OBIETTIVO:
Prosegui l'articolo sul volume fotografico "Iblei Qui è un'altra Sicilia" a partire dalla frase successiva all'ultima riportata.

──────── ESTRATTO DELLA FONTE ────────

Nel libro, “Iblei Qui è un’altra Sicilia” di Giuseppe Leone, tutto il mondo contadino di un tempo sospeso

(di Giovanni Franco – Ansa) Per Italo Calvino “la sfida al labirinto non è quella di trovare l’uscita il prima possibile, ma quella di viverne appieno l’esperienza, assumendo un ruolo attivo di fronte alle continue scelte del mistero dell’esistenza”, ed è guardando quei cunicoli dei muri a secco nel ragusano che l’Unesco ha definito “il più importante modello di organizzazione del paesaggio dell’area del Mediterraneo”, ritratti in un rigoroso bianco e nero dall’obiettivo di Giuseppe Leone che tornano in mente le parole dello scrittore di cui quest’anno ricorre il centenario.


    Perché negli scatti raccolti nel libro, appena pubblicato, “Iblei Qui è un’altra Sicilia”, con testi di Salvatore Silvano Nigro e Piero Guccione e Lanfranco Colombo, (edizioni Plumelia, pagine 246, euro 50), il fotografo 87enne di Ragusa si cala nel paesaggio della sua terra in un racconto di testimonianza di un tempo sospeso, legato alla cultura contadina con la descrizione delle feste, del duro lavoro dei campi e del trascorrere della vita nelle città.

“Conoscere le proprie radici e il proprio territorio – afferma Leone – è il modo migliore per poterlo raccontare, sondare gli scorci più suggestivi mi ha permesso di comprendere le parole del viaggiatore scozzese Patrick Brydone che danno il titolo a questo volume”.

    Istantanee che descrivono più di mezzo secolo di storia: dalle riforme agrarie del secondo dopoguerra, passando per il boom economico, sino al riconoscimento Unesco delle città tardo barocche del Val di Noto.

──────── DATI FORNITI ────────

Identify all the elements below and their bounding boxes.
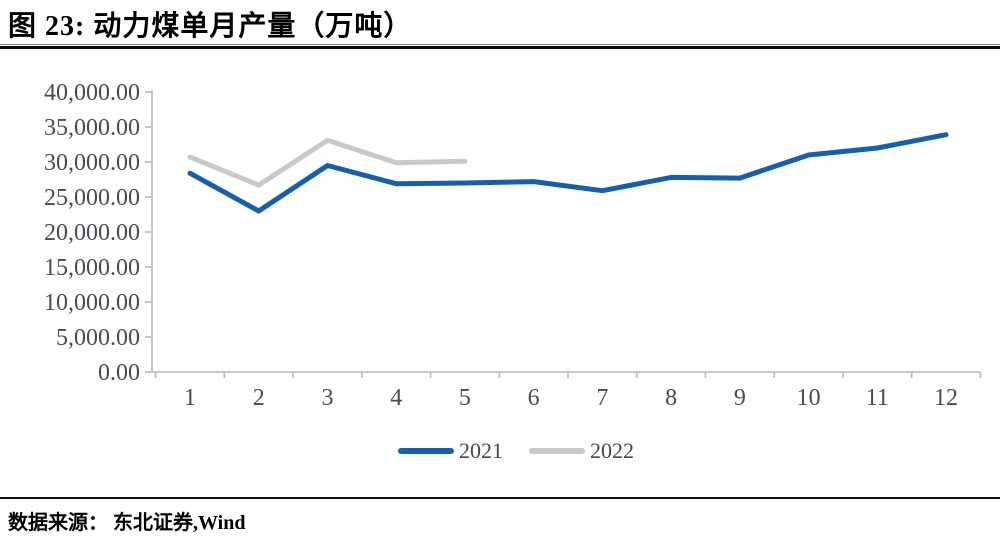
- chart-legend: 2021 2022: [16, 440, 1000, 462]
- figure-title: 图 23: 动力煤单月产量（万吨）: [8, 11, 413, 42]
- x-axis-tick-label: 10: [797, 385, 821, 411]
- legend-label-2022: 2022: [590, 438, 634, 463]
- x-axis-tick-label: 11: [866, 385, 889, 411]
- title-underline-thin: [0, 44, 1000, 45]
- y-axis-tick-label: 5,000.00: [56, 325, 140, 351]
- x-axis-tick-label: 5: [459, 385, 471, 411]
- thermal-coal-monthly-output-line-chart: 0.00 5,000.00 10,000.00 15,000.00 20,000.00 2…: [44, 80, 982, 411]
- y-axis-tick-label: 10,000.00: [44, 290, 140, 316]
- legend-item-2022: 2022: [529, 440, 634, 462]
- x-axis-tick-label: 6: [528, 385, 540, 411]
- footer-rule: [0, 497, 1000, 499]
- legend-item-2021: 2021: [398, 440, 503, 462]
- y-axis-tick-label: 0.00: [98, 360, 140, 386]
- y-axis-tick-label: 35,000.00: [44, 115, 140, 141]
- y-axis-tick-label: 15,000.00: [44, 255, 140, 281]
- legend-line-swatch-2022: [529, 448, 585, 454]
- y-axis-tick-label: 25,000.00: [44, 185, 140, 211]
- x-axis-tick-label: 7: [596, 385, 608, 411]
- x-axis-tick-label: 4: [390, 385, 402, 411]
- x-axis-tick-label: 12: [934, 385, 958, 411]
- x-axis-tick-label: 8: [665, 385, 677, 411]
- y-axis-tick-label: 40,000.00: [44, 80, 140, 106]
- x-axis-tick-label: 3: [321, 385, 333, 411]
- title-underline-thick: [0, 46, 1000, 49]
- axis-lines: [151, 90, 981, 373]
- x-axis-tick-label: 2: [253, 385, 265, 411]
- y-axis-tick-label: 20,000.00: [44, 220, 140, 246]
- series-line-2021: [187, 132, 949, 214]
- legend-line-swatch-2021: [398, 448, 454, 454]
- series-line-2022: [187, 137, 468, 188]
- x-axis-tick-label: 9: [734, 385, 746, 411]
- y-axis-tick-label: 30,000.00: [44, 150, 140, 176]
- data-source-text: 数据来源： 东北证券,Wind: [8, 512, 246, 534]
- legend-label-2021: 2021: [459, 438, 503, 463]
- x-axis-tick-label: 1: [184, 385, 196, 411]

────────
──────── DATI FORNITI ────────

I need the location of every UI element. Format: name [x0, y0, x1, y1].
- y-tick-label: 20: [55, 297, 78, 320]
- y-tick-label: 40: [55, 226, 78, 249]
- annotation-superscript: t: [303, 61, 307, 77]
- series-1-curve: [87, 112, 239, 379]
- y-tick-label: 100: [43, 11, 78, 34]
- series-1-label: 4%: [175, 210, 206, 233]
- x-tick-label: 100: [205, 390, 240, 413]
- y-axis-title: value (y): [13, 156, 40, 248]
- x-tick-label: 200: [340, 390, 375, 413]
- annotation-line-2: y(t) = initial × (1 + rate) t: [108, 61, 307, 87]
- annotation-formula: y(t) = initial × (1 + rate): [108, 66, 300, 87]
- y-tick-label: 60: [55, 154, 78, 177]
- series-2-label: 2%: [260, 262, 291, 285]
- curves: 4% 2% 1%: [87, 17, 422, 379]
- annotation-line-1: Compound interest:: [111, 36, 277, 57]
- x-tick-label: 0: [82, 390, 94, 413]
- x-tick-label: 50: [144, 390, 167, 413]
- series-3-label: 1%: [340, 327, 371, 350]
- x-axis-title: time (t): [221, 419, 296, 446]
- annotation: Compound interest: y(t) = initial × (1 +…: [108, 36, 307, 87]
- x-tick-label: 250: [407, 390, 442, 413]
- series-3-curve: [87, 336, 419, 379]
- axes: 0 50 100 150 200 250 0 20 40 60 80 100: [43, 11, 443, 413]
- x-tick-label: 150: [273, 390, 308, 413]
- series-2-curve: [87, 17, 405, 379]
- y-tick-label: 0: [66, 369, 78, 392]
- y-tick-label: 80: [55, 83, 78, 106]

────────

RISULTATO:
Protagonisti sono le persone e il paesaggio, entrambi ritratti con il grandangolo, che ti fanno percorrere un viaggio di suggestioni in un panorama a volte brullo, a volte cosparso di vigneti ripresi durante il rito della vendemmia. E poi spiccano tanti contadini che si muovono nelle trazzere e nelle strade cittadine con i loro immancabili muli. E ancora i volti gioiosi del bambini che giocano all’aperto spesso davanti alle loro madri che ricamano sui telai. Ripresi anche i momenti intensi delle feste religiose con in santi portati a spalla anche in aperta campagna. In tutte le immagini non c’è mai uno strizzare l’occhio alla leziosità o all’esaltazione di un’iconografia bucolica di stampo romantica.

Sono fotogrammi di vita reale, una narrazione antropologica, realizzati da un autore che usa la tecnica dei reportage tramandata dai fondatori dell’agenzia Magnum fondata nel 1947 da Robert Capa, Henri Cartier-Bresson, David Seymour, George Rodger.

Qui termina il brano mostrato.